[Figure collection entries]
——
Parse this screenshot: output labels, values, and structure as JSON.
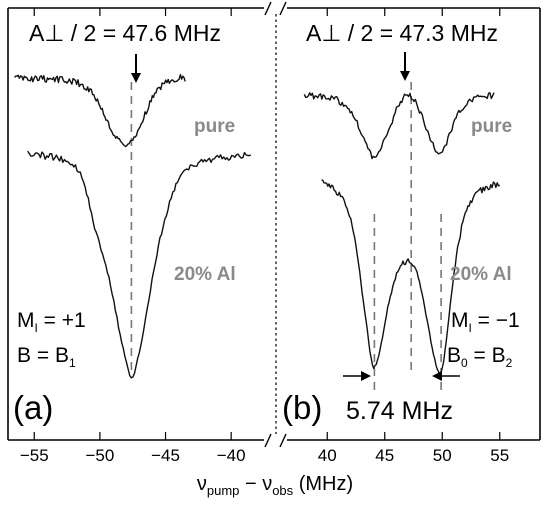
{
  "chart_data": [
    {
      "panel_label": "(a)",
      "type": "line",
      "x_tick_labels": [
        "−55",
        "−50",
        "−45",
        "−40"
      ],
      "x_ticks": [
        -55,
        -50,
        -45,
        -40
      ],
      "xlim": [
        -57,
        -37.5
      ],
      "title": "A⊥ / 2 = 47.6 MHz",
      "center_line_x": -47.6,
      "series": [
        {
          "name": "pure",
          "x": [
            -56.5,
            -55,
            -53.5,
            -52,
            -51,
            -50.5,
            -50,
            -49.5,
            -49,
            -48.5,
            -48.2,
            -48,
            -47.8,
            -47.5,
            -47.2,
            -47,
            -46.5,
            -46,
            -45.5,
            -45,
            -44.5,
            -44,
            -43.5
          ],
          "y": [
            0.0,
            0.01,
            0.01,
            0.03,
            0.09,
            0.16,
            0.27,
            0.42,
            0.55,
            0.63,
            0.67,
            0.67,
            0.66,
            0.62,
            0.57,
            0.49,
            0.34,
            0.2,
            0.1,
            0.04,
            0.01,
            0.0,
            0.0
          ]
        },
        {
          "name": "20% Al",
          "x": [
            -55.5,
            -54,
            -53,
            -52,
            -51.5,
            -51,
            -50.5,
            -50,
            -49.5,
            -49,
            -48.5,
            -48,
            -47.7,
            -47.5,
            -47.3,
            -47,
            -46.5,
            -46,
            -45.5,
            -45,
            -44.5,
            -44,
            -43,
            -42,
            -41,
            -39.5,
            -38.5
          ],
          "y": [
            0.0,
            0.01,
            0.02,
            0.05,
            0.1,
            0.2,
            0.34,
            0.45,
            0.56,
            0.72,
            0.89,
            1.04,
            1.12,
            1.12,
            1.08,
            0.99,
            0.82,
            0.62,
            0.45,
            0.31,
            0.2,
            0.12,
            0.06,
            0.03,
            0.02,
            0.01,
            0.0
          ]
        }
      ],
      "labels": {
        "pure": "pure",
        "al": "20% Al",
        "mi_main": "M",
        "mi_sub": "I",
        "mi_value": " = +1",
        "b_main": "B = B",
        "b_sub": "1"
      }
    },
    {
      "panel_label": "(b)",
      "type": "line",
      "x_tick_labels": [
        "40",
        "45",
        "50",
        "55"
      ],
      "x_ticks": [
        40,
        45,
        50,
        55
      ],
      "xlim": [
        36.5,
        58.5
      ],
      "title": "A⊥ / 2 = 47.3 MHz",
      "center_line_x": 47.3,
      "dip_lines_x": [
        44.1,
        49.9
      ],
      "splitting": "5.74 MHz",
      "series": [
        {
          "name": "pure",
          "x": [
            38,
            39,
            40.5,
            41.5,
            42.3,
            42.9,
            43.5,
            43.9,
            44.2,
            44.7,
            45.3,
            46,
            46.6,
            47.1,
            47.6,
            48.2,
            48.8,
            49.4,
            49.8,
            50.2,
            50.7,
            51.3,
            52.1,
            53.2,
            54.5
          ],
          "y": [
            0.0,
            0.01,
            0.03,
            0.09,
            0.2,
            0.36,
            0.53,
            0.62,
            0.61,
            0.52,
            0.36,
            0.15,
            0.03,
            0.0,
            0.05,
            0.2,
            0.4,
            0.55,
            0.58,
            0.53,
            0.38,
            0.2,
            0.07,
            0.02,
            0.0
          ]
        },
        {
          "name": "20% Al",
          "x": [
            39.5,
            40.5,
            41.5,
            42.3,
            42.8,
            43.3,
            43.7,
            44,
            44.3,
            44.7,
            45.2,
            45.8,
            46.5,
            47.1,
            47.8,
            48.4,
            49,
            49.5,
            49.8,
            50.1,
            50.5,
            50.9,
            51.4,
            52,
            53,
            55
          ],
          "y": [
            0.0,
            0.03,
            0.1,
            0.27,
            0.5,
            0.75,
            0.96,
            1.06,
            1.04,
            0.92,
            0.73,
            0.56,
            0.46,
            0.44,
            0.5,
            0.68,
            0.9,
            1.05,
            1.1,
            1.03,
            0.82,
            0.58,
            0.34,
            0.16,
            0.05,
            0.0
          ]
        }
      ],
      "labels": {
        "pure": "pure",
        "al": "20% Al",
        "mi_main": "M",
        "mi_sub": "I",
        "mi_value": " = −1",
        "b_main": "B",
        "b_sub0": "0",
        "b_mid": " = B",
        "b_sub2": "2"
      }
    }
  ],
  "xlabel": {
    "nu1": "ν",
    "sub1": "pump",
    "minus": " − ",
    "nu2": "ν",
    "sub2": "obs",
    "unit": " (MHz)"
  }
}
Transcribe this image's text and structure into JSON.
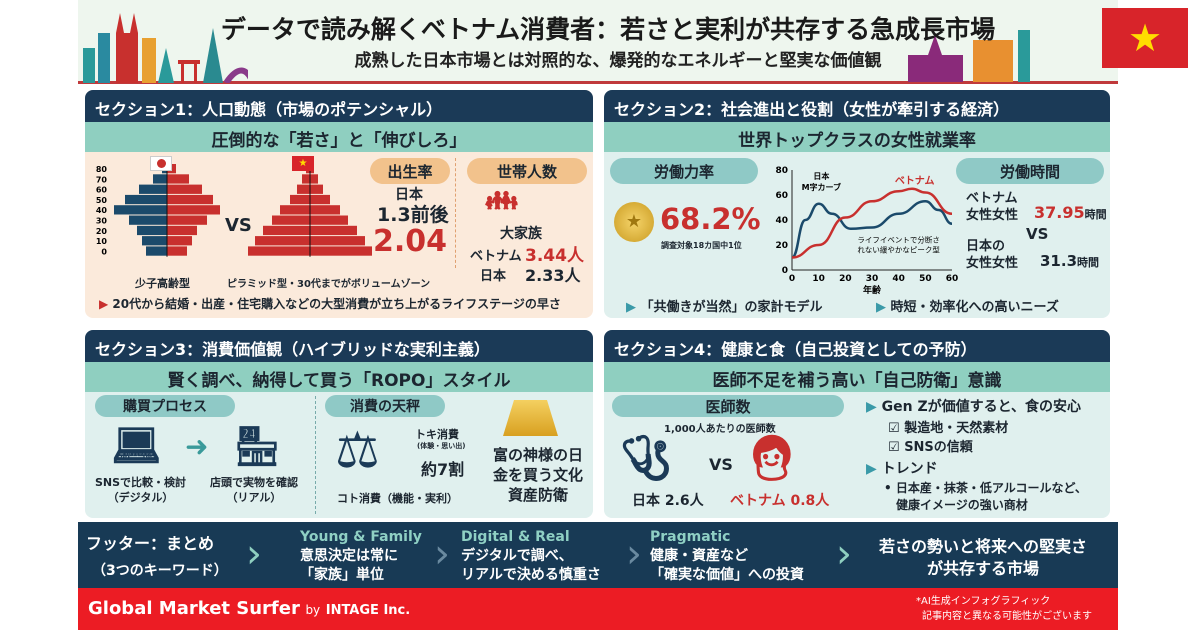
{
  "header": {
    "title": "データで読み解くベトナム消費者：若さと実利が共存する急成長市場",
    "subtitle": "成熟した日本市場とは対照的な、爆発的なエネルギーと堅実な価値観",
    "flag_icon": "vietnam-flag-icon"
  },
  "s1": {
    "title": "セクション1：人口動態（市場のポテンシャル）",
    "sub": "圧倒的な「若さ」と「伸びしろ」",
    "vs": "VS",
    "jp_caption": "少子高齢型",
    "vn_caption": "ピラミッド型・30代までがボリュームゾーン",
    "birth": {
      "label": "出生率",
      "jp_label": "日本",
      "jp_value": "1.3前後",
      "vn_value": "2.04"
    },
    "household": {
      "label": "世帯人数",
      "tag": "大家族",
      "vn_label": "ベトナム",
      "vn_value": "3.44人",
      "jp_label": "日本",
      "jp_value": "2.33人"
    },
    "note": "20代から結婚・出産・住宅購入などの大型消費が立ち上がるライフステージの早さ"
  },
  "s2": {
    "title": "セクション2：社会進出と役割（女性が牽引する経済）",
    "sub": "世界トップクラスの女性就業率",
    "labor": {
      "label": "労働力率",
      "value": "68.2%",
      "note": "調査対象18カ国中1位"
    },
    "hours": {
      "label": "労働時間",
      "vn_l1": "ベトナム",
      "vn_l2": "女性女性",
      "vn_value": "37.95",
      "unit": "時間",
      "vs": "VS",
      "jp_l1": "日本の",
      "jp_l2": "女性女性",
      "jp_value": "31.3"
    },
    "notes": [
      "「共働きが当然」の家計モデル",
      "時短・効率化への高いニーズ"
    ]
  },
  "chart_data": [
    {
      "type": "line",
      "xlabel": "年齢",
      "ylabel": "",
      "xlim": [
        0,
        60
      ],
      "ylim": [
        0,
        80
      ],
      "xticks": [
        0,
        10,
        20,
        30,
        40,
        50,
        60
      ],
      "yticks": [
        0,
        20,
        40,
        60,
        80
      ],
      "grid": false,
      "series": [
        {
          "name": "日本 M字カーブ",
          "color": "#1b4a6b",
          "x": [
            0,
            5,
            10,
            15,
            22,
            30,
            40,
            50,
            55,
            60
          ],
          "y": [
            10,
            40,
            53,
            45,
            33,
            34,
            45,
            55,
            48,
            37
          ]
        },
        {
          "name": "ベトナム",
          "color": "#c8302e",
          "x": [
            0,
            10,
            20,
            30,
            40,
            45,
            50,
            60
          ],
          "y": [
            10,
            20,
            42,
            55,
            63,
            65,
            62,
            45
          ]
        }
      ],
      "annotation": [
        "ライフイベントで分断さ",
        "れない緩やかなピーク型"
      ]
    },
    {
      "type": "bar",
      "orientation": "horizontal",
      "categories": [
        "80",
        "70",
        "60",
        "50",
        "40",
        "30",
        "20",
        "10",
        "0"
      ],
      "series": [
        {
          "name": "日本",
          "color": "#1b4a6b",
          "values": [
            5,
            14,
            28,
            42,
            53,
            38,
            30,
            25,
            21
          ]
        },
        {
          "name": "日本",
          "color": "#c8302e",
          "values": [
            9,
            22,
            35,
            46,
            53,
            40,
            30,
            25,
            20
          ]
        },
        {
          "name": "ベトナム",
          "color": "#c8302e",
          "values": [
            4,
            8,
            13,
            20,
            30,
            38,
            47,
            55,
            62
          ]
        }
      ]
    }
  ],
  "s3": {
    "title": "セクション3：消費価値観（ハイブリッドな実利主義）",
    "sub": "賢く調べ、納得して買う「ROPO」スタイル",
    "process": {
      "label": "購買プロセス",
      "digital": "SNSで比較・検討",
      "digital2": "（デジタル）",
      "real": "店頭で実物を確認",
      "real2": "（リアル）"
    },
    "balance": {
      "label": "消費の天秤",
      "toki": "トキ消費",
      "toki_sub": "(体験・思い出)",
      "share": "約7割",
      "koto": "コト消費（機能・実利）"
    },
    "gold": [
      "富の神様の日",
      "金を買う文化",
      "資産防衛"
    ]
  },
  "s4": {
    "title": "セクション4：健康と食（自己投資としての予防）",
    "sub": "医師不足を補う高い「自己防衛」意識",
    "doctors": {
      "label": "医師数",
      "note": "1,000人あたりの医師数",
      "jp": "日本 2.6人",
      "vs": "VS",
      "vn": "ベトナム 0.8人"
    },
    "genz": "Gen Zが価値すると、食の安心",
    "checks": [
      "製造地・天然素材",
      "SNSの信頼"
    ],
    "trend": "トレンド",
    "trend_items": [
      "日本産・抹茶・低アルコールなど、",
      "健康イメージの強い商材"
    ]
  },
  "footer": {
    "title": "フッター：まとめ",
    "title2": "（3つのキーワード）",
    "keywords": [
      {
        "en": "Young & Family",
        "l1": "意思決定は常に",
        "l2": "「家族」単位"
      },
      {
        "en": "Digital & Real",
        "l1": "デジタルで調べ、",
        "l2": "リアルで決める慎重さ"
      },
      {
        "en": "Pragmatic",
        "l1": "健康・資産など",
        "l2": "「確実な価値」への投資"
      }
    ],
    "conclusion1": "若さの勢いと将来への堅実さ",
    "conclusion2": "が共存する市場"
  },
  "band": {
    "brand": "Global Market Surfer",
    "by": "by",
    "company": "INTAGE Inc.",
    "disclaimer1": "*AI生成インフォグラフィック",
    "disclaimer2": "記事内容と異なる可能性がございます"
  }
}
——
All lines above with "this" in them should be returned.

Parse this screenshot: output labels, values, and structure as JSON.
Transcribe this image's text and structure into JSON.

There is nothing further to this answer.